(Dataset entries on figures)
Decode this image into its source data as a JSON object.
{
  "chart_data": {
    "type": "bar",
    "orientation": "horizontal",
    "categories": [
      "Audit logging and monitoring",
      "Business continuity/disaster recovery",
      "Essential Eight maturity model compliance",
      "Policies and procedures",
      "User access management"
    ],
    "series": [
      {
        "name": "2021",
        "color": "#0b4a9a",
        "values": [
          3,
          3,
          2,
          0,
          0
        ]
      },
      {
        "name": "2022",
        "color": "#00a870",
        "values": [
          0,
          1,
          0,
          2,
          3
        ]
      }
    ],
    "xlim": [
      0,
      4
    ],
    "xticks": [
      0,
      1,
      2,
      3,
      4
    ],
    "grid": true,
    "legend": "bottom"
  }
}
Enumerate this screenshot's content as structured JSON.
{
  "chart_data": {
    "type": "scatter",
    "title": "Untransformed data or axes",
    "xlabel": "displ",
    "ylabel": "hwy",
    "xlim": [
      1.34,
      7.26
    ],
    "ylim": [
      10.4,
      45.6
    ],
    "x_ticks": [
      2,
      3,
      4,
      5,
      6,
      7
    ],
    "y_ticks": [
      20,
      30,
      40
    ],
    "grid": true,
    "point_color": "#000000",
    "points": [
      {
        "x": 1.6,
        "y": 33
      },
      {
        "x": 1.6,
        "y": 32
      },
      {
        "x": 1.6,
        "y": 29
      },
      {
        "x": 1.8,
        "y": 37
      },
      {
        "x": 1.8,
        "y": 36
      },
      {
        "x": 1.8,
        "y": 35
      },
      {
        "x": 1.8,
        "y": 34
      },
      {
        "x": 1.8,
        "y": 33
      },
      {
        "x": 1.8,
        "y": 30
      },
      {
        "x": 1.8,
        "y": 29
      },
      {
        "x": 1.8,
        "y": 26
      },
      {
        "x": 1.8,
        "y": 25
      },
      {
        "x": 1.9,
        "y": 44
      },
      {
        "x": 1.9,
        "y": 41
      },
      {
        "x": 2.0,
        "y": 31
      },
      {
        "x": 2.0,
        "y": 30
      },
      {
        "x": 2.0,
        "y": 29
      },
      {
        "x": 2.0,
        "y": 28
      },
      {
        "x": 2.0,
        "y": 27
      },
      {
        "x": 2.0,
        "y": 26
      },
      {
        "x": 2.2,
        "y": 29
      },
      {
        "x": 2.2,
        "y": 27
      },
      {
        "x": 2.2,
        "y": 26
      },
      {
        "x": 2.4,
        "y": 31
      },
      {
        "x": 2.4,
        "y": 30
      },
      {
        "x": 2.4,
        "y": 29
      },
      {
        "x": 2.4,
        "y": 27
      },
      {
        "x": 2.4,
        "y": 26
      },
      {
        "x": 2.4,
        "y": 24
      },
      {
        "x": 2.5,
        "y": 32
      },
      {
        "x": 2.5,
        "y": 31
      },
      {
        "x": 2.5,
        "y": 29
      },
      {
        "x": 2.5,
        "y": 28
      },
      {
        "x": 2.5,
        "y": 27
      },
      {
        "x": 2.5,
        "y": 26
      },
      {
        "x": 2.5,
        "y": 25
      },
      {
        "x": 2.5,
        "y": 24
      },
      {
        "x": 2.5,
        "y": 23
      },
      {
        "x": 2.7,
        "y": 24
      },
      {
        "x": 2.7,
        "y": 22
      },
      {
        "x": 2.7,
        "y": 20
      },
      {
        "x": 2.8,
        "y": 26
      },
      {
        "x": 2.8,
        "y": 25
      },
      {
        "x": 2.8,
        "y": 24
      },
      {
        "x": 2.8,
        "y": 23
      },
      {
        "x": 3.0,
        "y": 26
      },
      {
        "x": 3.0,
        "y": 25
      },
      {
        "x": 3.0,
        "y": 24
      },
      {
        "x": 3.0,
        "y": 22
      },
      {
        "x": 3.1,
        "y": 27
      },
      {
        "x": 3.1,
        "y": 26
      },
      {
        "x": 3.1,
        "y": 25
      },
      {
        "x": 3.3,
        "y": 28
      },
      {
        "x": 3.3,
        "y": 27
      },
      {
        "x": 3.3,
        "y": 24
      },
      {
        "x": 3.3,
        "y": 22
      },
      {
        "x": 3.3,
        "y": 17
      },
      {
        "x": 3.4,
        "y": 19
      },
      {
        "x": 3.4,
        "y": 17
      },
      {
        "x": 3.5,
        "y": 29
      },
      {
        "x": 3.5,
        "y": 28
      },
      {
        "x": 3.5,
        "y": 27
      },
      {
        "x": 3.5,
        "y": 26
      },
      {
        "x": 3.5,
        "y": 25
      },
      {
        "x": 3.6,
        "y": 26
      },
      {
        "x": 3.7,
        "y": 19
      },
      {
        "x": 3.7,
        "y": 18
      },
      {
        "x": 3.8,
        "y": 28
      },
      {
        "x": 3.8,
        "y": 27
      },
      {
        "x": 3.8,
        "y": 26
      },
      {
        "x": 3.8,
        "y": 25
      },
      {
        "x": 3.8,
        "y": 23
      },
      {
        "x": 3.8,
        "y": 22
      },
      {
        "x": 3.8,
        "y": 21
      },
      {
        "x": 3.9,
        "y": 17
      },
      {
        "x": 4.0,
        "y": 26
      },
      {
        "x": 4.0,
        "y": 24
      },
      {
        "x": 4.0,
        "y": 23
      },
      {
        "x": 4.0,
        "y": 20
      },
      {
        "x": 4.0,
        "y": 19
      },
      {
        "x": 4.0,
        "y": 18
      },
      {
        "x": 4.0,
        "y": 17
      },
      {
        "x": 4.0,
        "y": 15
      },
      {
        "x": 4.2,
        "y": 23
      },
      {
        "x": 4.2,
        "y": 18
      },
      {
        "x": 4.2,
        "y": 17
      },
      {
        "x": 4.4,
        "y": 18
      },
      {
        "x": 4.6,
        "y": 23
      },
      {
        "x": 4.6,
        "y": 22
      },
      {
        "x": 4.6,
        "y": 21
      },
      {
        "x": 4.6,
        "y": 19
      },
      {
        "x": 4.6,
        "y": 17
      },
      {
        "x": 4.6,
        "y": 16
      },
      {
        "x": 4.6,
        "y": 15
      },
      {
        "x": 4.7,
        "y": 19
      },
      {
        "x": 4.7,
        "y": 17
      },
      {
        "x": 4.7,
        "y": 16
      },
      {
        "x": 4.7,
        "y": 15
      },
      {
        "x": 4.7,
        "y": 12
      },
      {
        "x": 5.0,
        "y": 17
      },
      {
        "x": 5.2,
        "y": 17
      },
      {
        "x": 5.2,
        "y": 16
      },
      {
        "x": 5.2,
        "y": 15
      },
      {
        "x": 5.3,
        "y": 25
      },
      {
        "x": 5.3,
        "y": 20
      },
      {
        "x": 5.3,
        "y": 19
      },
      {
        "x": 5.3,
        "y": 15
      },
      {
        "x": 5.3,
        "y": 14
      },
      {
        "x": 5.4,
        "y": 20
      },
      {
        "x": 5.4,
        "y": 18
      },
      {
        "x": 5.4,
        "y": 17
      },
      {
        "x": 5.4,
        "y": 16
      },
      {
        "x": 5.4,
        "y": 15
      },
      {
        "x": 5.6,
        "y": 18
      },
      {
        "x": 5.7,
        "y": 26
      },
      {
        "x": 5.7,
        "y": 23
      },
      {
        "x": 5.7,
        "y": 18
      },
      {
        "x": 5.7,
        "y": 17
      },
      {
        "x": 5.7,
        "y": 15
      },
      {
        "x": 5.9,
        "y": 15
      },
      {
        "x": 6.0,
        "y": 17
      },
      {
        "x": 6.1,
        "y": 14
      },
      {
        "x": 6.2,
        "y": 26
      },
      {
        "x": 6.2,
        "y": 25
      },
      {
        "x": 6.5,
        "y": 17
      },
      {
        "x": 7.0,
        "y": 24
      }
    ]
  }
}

[REQUIREMENT]
Output an exact copy of each record.

[SOLUTION FOR THIS PROBLEM]
Decode this image into its source data as a JSON object.
{
  "chart_data": {
    "type": "bar",
    "orientation": "horizontal",
    "categories": [
      "Audit logging and monitoring",
      "Business continuity/disaster recovery",
      "Essential Eight maturity model compliance",
      "Policies and procedures",
      "User access management"
    ],
    "series": [
      {
        "name": "2021",
        "color": "#0b4a9a",
        "values": [
          3,
          3,
          2,
          0,
          0
        ]
      },
      {
        "name": "2022",
        "color": "#00a870",
        "values": [
          0,
          1,
          0,
          2,
          3
        ]
      }
    ],
    "xlim": [
      0,
      4
    ],
    "xticks": [
      0,
      1,
      2,
      3,
      4
    ],
    "grid": true,
    "legend": "bottom"
  }
}
Enumerate this screenshot's content as structured JSON.
{
  "chart_data": {
    "type": "scatter",
    "title": "Untransformed data or axes",
    "xlabel": "displ",
    "ylabel": "hwy",
    "xlim": [
      1.34,
      7.26
    ],
    "ylim": [
      10.4,
      45.6
    ],
    "x_ticks": [
      2,
      3,
      4,
      5,
      6,
      7
    ],
    "y_ticks": [
      20,
      30,
      40
    ],
    "grid": true,
    "point_color": "#000000",
    "points": [
      {
        "x": 1.6,
        "y": 33
      },
      {
        "x": 1.6,
        "y": 32
      },
      {
        "x": 1.6,
        "y": 29
      },
      {
        "x": 1.8,
        "y": 37
      },
      {
        "x": 1.8,
        "y": 36
      },
      {
        "x": 1.8,
        "y": 35
      },
      {
        "x": 1.8,
        "y": 34
      },
      {
        "x": 1.8,
        "y": 33
      },
      {
        "x": 1.8,
        "y": 30
      },
      {
        "x": 1.8,
        "y": 29
      },
      {
        "x": 1.8,
        "y": 26
      },
      {
        "x": 1.8,
        "y": 25
      },
      {
        "x": 1.9,
        "y": 44
      },
      {
        "x": 1.9,
        "y": 41
      },
      {
        "x": 2.0,
        "y": 31
      },
      {
        "x": 2.0,
        "y": 30
      },
      {
        "x": 2.0,
        "y": 29
      },
      {
        "x": 2.0,
        "y": 28
      },
      {
        "x": 2.0,
        "y": 27
      },
      {
        "x": 2.0,
        "y": 26
      },
      {
        "x": 2.2,
        "y": 29
      },
      {
        "x": 2.2,
        "y": 27
      },
      {
        "x": 2.2,
        "y": 26
      },
      {
        "x": 2.4,
        "y": 31
      },
      {
        "x": 2.4,
        "y": 30
      },
      {
        "x": 2.4,
        "y": 29
      },
      {
        "x": 2.4,
        "y": 27
      },
      {
        "x": 2.4,
        "y": 26
      },
      {
        "x": 2.4,
        "y": 24
      },
      {
        "x": 2.5,
        "y": 32
      },
      {
        "x": 2.5,
        "y": 31
      },
      {
        "x": 2.5,
        "y": 29
      },
      {
        "x": 2.5,
        "y": 28
      },
      {
        "x": 2.5,
        "y": 27
      },
      {
        "x": 2.5,
        "y": 26
      },
      {
        "x": 2.5,
        "y": 25
      },
      {
        "x": 2.5,
        "y": 24
      },
      {
        "x": 2.5,
        "y": 23
      },
      {
        "x": 2.7,
        "y": 24
      },
      {
        "x": 2.7,
        "y": 22
      },
      {
        "x": 2.7,
        "y": 20
      },
      {
        "x": 2.8,
        "y": 26
      },
      {
        "x": 2.8,
        "y": 25
      },
      {
        "x": 2.8,
        "y": 24
      },
      {
        "x": 2.8,
        "y": 23
      },
      {
        "x": 3.0,
        "y": 26
      },
      {
        "x": 3.0,
        "y": 25
      },
      {
        "x": 3.0,
        "y": 24
      },
      {
        "x": 3.0,
        "y": 22
      },
      {
        "x": 3.1,
        "y": 27
      },
      {
        "x": 3.1,
        "y": 26
      },
      {
        "x": 3.1,
        "y": 25
      },
      {
        "x": 3.3,
        "y": 28
      },
      {
        "x": 3.3,
        "y": 27
      },
      {
        "x": 3.3,
        "y": 24
      },
      {
        "x": 3.3,
        "y": 22
      },
      {
        "x": 3.3,
        "y": 17
      },
      {
        "x": 3.4,
        "y": 19
      },
      {
        "x": 3.4,
        "y": 17
      },
      {
        "x": 3.5,
        "y": 29
      },
      {
        "x": 3.5,
        "y": 28
      },
      {
        "x": 3.5,
        "y": 27
      },
      {
        "x": 3.5,
        "y": 26
      },
      {
        "x": 3.5,
        "y": 25
      },
      {
        "x": 3.6,
        "y": 26
      },
      {
        "x": 3.7,
        "y": 19
      },
      {
        "x": 3.7,
        "y": 18
      },
      {
        "x": 3.8,
        "y": 28
      },
      {
        "x": 3.8,
        "y": 27
      },
      {
        "x": 3.8,
        "y": 26
      },
      {
        "x": 3.8,
        "y": 25
      },
      {
        "x": 3.8,
        "y": 23
      },
      {
        "x": 3.8,
        "y": 22
      },
      {
        "x": 3.8,
        "y": 21
      },
      {
        "x": 3.9,
        "y": 17
      },
      {
        "x": 4.0,
        "y": 26
      },
      {
        "x": 4.0,
        "y": 24
      },
      {
        "x": 4.0,
        "y": 23
      },
      {
        "x": 4.0,
        "y": 20
      },
      {
        "x": 4.0,
        "y": 19
      },
      {
        "x": 4.0,
        "y": 18
      },
      {
        "x": 4.0,
        "y": 17
      },
      {
        "x": 4.0,
        "y": 15
      },
      {
        "x": 4.2,
        "y": 23
      },
      {
        "x": 4.2,
        "y": 18
      },
      {
        "x": 4.2,
        "y": 17
      },
      {
        "x": 4.4,
        "y": 18
      },
      {
        "x": 4.6,
        "y": 23
      },
      {
        "x": 4.6,
        "y": 22
      },
      {
        "x": 4.6,
        "y": 21
      },
      {
        "x": 4.6,
        "y": 19
      },
      {
        "x": 4.6,
        "y": 17
      },
      {
        "x": 4.6,
        "y": 16
      },
      {
        "x": 4.6,
        "y": 15
      },
      {
        "x": 4.7,
        "y": 19
      },
      {
        "x": 4.7,
        "y": 17
      },
      {
        "x": 4.7,
        "y": 16
      },
      {
        "x": 4.7,
        "y": 15
      },
      {
        "x": 4.7,
        "y": 12
      },
      {
        "x": 5.0,
        "y": 17
      },
      {
        "x": 5.2,
        "y": 17
      },
      {
        "x": 5.2,
        "y": 16
      },
      {
        "x": 5.2,
        "y": 15
      },
      {
        "x": 5.3,
        "y": 25
      },
      {
        "x": 5.3,
        "y": 20
      },
      {
        "x": 5.3,
        "y": 19
      },
      {
        "x": 5.3,
        "y": 15
      },
      {
        "x": 5.3,
        "y": 14
      },
      {
        "x": 5.4,
        "y": 20
      },
      {
        "x": 5.4,
        "y": 18
      },
      {
        "x": 5.4,
        "y": 17
      },
      {
        "x": 5.4,
        "y": 16
      },
      {
        "x": 5.4,
        "y": 15
      },
      {
        "x": 5.6,
        "y": 18
      },
      {
        "x": 5.7,
        "y": 26
      },
      {
        "x": 5.7,
        "y": 23
      },
      {
        "x": 5.7,
        "y": 18
      },
      {
        "x": 5.7,
        "y": 17
      },
      {
        "x": 5.7,
        "y": 15
      },
      {
        "x": 5.9,
        "y": 15
      },
      {
        "x": 6.0,
        "y": 17
      },
      {
        "x": 6.1,
        "y": 14
      },
      {
        "x": 6.2,
        "y": 26
      },
      {
        "x": 6.2,
        "y": 25
      },
      {
        "x": 6.5,
        "y": 17
      },
      {
        "x": 7.0,
        "y": 24
      }
    ]
  }
}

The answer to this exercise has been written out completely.